PROVIDED MATERIAL:

⟨

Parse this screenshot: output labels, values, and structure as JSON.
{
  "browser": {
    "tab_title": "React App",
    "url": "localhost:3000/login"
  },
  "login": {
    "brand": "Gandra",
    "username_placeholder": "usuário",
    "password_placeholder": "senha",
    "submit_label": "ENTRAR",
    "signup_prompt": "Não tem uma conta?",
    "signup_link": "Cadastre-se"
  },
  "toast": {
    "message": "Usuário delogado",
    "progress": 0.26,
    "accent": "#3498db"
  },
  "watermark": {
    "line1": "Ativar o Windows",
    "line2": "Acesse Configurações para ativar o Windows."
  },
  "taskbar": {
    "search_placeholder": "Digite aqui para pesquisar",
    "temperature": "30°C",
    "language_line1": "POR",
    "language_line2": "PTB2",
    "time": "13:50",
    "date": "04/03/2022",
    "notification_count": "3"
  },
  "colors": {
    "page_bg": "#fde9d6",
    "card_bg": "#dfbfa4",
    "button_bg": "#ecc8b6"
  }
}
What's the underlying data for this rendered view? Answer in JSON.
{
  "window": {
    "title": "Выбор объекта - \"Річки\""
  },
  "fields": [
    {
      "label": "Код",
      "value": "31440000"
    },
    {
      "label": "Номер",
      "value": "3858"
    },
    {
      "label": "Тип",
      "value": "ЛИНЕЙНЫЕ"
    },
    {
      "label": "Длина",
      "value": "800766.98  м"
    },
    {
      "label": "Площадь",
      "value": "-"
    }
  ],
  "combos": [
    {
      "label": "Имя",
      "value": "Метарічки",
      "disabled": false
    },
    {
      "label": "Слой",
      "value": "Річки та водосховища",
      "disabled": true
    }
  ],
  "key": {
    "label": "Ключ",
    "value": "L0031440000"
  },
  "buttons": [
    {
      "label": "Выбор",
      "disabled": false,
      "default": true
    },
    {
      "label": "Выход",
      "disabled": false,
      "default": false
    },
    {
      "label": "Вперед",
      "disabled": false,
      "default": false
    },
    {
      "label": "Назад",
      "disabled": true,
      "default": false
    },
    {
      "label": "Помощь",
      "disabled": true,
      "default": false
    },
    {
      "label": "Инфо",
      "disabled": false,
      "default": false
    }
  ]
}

⟩

TO BE DONE: Lines from the records above that hold "Выбор" are the ones to list.

RESULT:
    "title": "Выбор объекта - \"Річки\""
      "label": "Выбор",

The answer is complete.